**Lo que hará**:
Reproduzca cada línea de los registros siguientes sin cambiar ningún carácter.

+++

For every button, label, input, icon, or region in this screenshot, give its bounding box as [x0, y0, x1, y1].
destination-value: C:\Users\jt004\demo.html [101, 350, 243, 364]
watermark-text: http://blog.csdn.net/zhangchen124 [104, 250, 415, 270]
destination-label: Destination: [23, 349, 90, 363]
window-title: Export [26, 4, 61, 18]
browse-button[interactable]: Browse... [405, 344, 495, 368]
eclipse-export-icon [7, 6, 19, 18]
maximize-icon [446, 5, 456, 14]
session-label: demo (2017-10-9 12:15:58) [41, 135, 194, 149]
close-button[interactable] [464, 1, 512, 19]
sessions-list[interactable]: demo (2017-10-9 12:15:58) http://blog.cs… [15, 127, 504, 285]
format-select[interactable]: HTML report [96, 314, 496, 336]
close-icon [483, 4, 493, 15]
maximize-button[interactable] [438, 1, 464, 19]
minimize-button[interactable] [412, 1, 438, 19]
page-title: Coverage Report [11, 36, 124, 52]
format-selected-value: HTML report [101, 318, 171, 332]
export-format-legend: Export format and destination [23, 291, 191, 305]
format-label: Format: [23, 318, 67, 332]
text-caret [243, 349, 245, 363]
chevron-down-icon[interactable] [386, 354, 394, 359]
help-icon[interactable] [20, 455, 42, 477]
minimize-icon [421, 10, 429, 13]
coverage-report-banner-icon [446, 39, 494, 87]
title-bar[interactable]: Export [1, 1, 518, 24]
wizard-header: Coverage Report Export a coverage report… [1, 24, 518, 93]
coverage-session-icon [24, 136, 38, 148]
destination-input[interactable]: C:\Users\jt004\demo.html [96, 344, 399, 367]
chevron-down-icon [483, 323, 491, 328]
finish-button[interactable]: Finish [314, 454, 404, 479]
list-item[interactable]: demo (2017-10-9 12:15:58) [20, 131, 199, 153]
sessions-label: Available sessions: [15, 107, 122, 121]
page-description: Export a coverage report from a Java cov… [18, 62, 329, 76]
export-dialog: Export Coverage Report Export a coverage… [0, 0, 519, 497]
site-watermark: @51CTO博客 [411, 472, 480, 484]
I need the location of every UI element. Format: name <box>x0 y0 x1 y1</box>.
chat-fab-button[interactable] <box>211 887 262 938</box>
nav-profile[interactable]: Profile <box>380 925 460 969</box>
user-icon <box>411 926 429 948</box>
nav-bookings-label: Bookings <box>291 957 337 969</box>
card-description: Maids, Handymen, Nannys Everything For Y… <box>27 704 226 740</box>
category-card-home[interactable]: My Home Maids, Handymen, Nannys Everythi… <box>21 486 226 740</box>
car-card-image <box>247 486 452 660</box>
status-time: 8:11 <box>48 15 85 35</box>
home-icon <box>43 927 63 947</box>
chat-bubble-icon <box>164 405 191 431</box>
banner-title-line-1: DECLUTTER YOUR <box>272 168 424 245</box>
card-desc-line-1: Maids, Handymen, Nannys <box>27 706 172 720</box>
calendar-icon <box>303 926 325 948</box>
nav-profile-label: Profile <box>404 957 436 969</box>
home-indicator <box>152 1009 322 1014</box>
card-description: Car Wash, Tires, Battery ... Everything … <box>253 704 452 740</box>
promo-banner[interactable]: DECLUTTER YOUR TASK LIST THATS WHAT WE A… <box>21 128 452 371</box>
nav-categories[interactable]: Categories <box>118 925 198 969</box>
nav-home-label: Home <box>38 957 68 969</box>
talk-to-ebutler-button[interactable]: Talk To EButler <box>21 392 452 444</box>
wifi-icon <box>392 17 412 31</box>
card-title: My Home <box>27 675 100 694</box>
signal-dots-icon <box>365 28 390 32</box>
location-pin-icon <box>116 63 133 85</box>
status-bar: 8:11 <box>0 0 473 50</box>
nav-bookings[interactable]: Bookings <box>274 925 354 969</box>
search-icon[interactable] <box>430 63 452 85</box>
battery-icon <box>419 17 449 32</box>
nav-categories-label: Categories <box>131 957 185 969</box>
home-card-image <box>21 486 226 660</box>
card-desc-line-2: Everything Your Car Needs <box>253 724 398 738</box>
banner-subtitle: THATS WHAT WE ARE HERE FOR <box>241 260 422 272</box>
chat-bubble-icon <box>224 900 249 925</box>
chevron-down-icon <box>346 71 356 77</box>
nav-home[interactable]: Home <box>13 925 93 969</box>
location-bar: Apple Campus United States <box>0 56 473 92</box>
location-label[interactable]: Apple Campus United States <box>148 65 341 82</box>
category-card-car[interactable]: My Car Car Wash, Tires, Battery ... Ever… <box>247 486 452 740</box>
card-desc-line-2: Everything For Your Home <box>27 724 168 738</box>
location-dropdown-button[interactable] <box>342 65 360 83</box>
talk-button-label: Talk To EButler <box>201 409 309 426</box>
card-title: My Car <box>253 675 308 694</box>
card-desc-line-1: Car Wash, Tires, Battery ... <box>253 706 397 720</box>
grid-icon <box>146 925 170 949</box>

+++

**Respuesta al ejercicio**:
For every button, label, input, icon, or region in this screenshot, give its bounding box as [x0, y0, x1, y1].
destination-value: C:\Users\jt004\demo.html [101, 350, 243, 364]
watermark-text: http://blog.csdn.net/zhangchen124 [104, 250, 415, 270]
destination-label: Destination: [23, 349, 90, 363]
window-title: Export [26, 4, 61, 18]
browse-button[interactable]: Browse... [405, 344, 495, 368]
eclipse-export-icon [7, 6, 19, 18]
maximize-icon [446, 5, 456, 14]
session-label: demo (2017-10-9 12:15:58) [41, 135, 194, 149]
close-button[interactable] [464, 1, 512, 19]
sessions-list[interactable]: demo (2017-10-9 12:15:58) http://blog.cs… [15, 127, 504, 285]
format-select[interactable]: HTML report [96, 314, 496, 336]
close-icon [483, 4, 493, 15]
maximize-button[interactable] [438, 1, 464, 19]
minimize-button[interactable] [412, 1, 438, 19]
page-title: Coverage Report [11, 36, 124, 52]
format-selected-value: HTML report [101, 318, 171, 332]
export-format-legend: Export format and destination [23, 291, 191, 305]
format-label: Format: [23, 318, 67, 332]
text-caret [243, 349, 245, 363]
chevron-down-icon[interactable] [386, 354, 394, 359]
help-icon[interactable] [20, 455, 42, 477]
minimize-icon [421, 10, 429, 13]
coverage-report-banner-icon [446, 39, 494, 87]
title-bar[interactable]: Export [1, 1, 518, 24]
wizard-header: Coverage Report Export a coverage report… [1, 24, 518, 93]
coverage-session-icon [24, 136, 38, 148]
destination-input[interactable]: C:\Users\jt004\demo.html [96, 344, 399, 367]
chevron-down-icon [483, 323, 491, 328]
finish-button[interactable]: Finish [314, 454, 404, 479]
list-item[interactable]: demo (2017-10-9 12:15:58) [20, 131, 199, 153]
sessions-label: Available sessions: [15, 107, 122, 121]
page-description: Export a coverage report from a Java cov… [18, 62, 329, 76]
export-dialog: Export Coverage Report Export a coverage… [0, 0, 519, 497]
site-watermark: @51CTO博客 [411, 472, 480, 484]
I need the location of every UI element. Format: name <box>x0 y0 x1 y1</box>.
chat-fab-button[interactable] <box>211 887 262 938</box>
nav-profile[interactable]: Profile <box>380 925 460 969</box>
user-icon <box>411 926 429 948</box>
nav-bookings-label: Bookings <box>291 957 337 969</box>
card-description: Maids, Handymen, Nannys Everything For Y… <box>27 704 226 740</box>
category-card-home[interactable]: My Home Maids, Handymen, Nannys Everythi… <box>21 486 226 740</box>
car-card-image <box>247 486 452 660</box>
status-time: 8:11 <box>48 15 85 35</box>
home-icon <box>43 927 63 947</box>
chat-bubble-icon <box>164 405 191 431</box>
banner-title-line-1: DECLUTTER YOUR <box>272 168 424 245</box>
card-desc-line-1: Maids, Handymen, Nannys <box>27 706 172 720</box>
calendar-icon <box>303 926 325 948</box>
nav-profile-label: Profile <box>404 957 436 969</box>
home-indicator <box>152 1009 322 1014</box>
card-description: Car Wash, Tires, Battery ... Everything … <box>253 704 452 740</box>
promo-banner[interactable]: DECLUTTER YOUR TASK LIST THATS WHAT WE A… <box>21 128 452 371</box>
nav-categories[interactable]: Categories <box>118 925 198 969</box>
nav-home-label: Home <box>38 957 68 969</box>
talk-to-ebutler-button[interactable]: Talk To EButler <box>21 392 452 444</box>
wifi-icon <box>392 17 412 31</box>
card-title: My Home <box>27 675 100 694</box>
signal-dots-icon <box>365 28 390 32</box>
location-pin-icon <box>116 63 133 85</box>
status-bar: 8:11 <box>0 0 473 50</box>
nav-bookings[interactable]: Bookings <box>274 925 354 969</box>
search-icon[interactable] <box>430 63 452 85</box>
battery-icon <box>419 17 449 32</box>
nav-categories-label: Categories <box>131 957 185 969</box>
home-card-image <box>21 486 226 660</box>
card-desc-line-2: Everything Your Car Needs <box>253 724 398 738</box>
banner-subtitle: THATS WHAT WE ARE HERE FOR <box>241 260 422 272</box>
chat-bubble-icon <box>224 900 249 925</box>
chevron-down-icon <box>346 71 356 77</box>
nav-home[interactable]: Home <box>13 925 93 969</box>
location-bar: Apple Campus United States <box>0 56 473 92</box>
location-label[interactable]: Apple Campus United States <box>148 65 341 82</box>
category-card-car[interactable]: My Car Car Wash, Tires, Battery ... Ever… <box>247 486 452 740</box>
card-desc-line-2: Everything For Your Home <box>27 724 168 738</box>
location-dropdown-button[interactable] <box>342 65 360 83</box>
talk-button-label: Talk To EButler <box>201 409 309 426</box>
card-title: My Car <box>253 675 308 694</box>
card-desc-line-1: Car Wash, Tires, Battery ... <box>253 706 397 720</box>
grid-icon <box>146 925 170 949</box>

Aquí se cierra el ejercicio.